» Task prompt: Return each line of the items below that contains the word "boxes", and treat uppercase and lowercase as different.

» Provided material:

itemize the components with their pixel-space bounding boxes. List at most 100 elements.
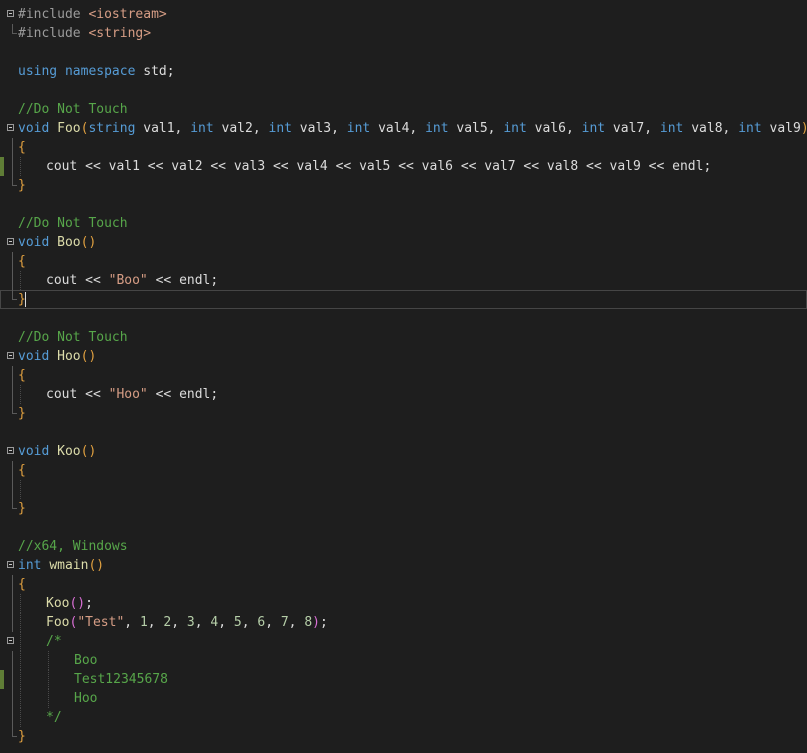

==

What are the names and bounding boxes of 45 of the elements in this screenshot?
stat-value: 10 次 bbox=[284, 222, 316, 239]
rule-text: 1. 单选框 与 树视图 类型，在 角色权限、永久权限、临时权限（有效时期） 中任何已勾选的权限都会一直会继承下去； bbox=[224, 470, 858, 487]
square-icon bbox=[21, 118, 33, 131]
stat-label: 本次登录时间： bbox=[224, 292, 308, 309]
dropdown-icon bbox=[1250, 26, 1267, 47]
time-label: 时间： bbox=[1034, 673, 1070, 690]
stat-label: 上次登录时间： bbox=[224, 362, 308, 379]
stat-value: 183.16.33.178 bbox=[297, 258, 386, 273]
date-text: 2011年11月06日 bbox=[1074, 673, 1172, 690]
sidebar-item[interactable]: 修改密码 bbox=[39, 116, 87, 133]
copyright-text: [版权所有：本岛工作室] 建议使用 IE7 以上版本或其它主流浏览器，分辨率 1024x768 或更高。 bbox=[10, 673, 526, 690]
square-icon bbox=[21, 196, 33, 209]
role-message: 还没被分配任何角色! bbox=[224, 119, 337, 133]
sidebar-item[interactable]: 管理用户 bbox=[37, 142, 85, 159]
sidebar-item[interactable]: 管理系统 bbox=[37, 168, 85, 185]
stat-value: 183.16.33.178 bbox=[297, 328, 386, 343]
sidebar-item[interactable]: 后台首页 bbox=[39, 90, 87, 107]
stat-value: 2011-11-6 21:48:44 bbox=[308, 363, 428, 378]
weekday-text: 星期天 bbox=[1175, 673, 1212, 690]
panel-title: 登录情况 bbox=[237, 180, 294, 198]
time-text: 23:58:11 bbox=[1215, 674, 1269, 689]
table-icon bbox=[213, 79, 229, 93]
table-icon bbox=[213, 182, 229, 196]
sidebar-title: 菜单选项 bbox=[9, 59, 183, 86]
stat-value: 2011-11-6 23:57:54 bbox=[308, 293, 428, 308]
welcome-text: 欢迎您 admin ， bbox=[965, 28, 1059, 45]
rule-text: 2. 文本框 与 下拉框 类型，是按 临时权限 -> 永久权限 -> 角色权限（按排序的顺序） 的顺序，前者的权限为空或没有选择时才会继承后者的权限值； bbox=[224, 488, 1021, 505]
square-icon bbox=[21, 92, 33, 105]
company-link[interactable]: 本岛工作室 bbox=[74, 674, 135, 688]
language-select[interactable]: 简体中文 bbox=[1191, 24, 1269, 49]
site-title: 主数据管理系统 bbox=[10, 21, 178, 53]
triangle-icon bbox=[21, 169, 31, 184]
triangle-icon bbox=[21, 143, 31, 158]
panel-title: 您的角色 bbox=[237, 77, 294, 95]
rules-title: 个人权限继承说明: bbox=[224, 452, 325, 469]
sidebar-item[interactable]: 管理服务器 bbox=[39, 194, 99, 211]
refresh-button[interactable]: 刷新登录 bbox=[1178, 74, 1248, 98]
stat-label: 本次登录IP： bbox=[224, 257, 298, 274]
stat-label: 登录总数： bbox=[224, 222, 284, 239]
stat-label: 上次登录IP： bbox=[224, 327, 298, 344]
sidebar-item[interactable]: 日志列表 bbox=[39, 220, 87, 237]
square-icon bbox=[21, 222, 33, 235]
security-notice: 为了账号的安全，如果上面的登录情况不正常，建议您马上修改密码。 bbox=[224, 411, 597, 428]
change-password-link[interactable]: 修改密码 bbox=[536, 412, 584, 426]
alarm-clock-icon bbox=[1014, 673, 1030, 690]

» Output below:
itemize the components with their pixel-space bounding boxes. List at most 100 elements.
What are the names and bounding boxes of 45 of the elements in this screenshot?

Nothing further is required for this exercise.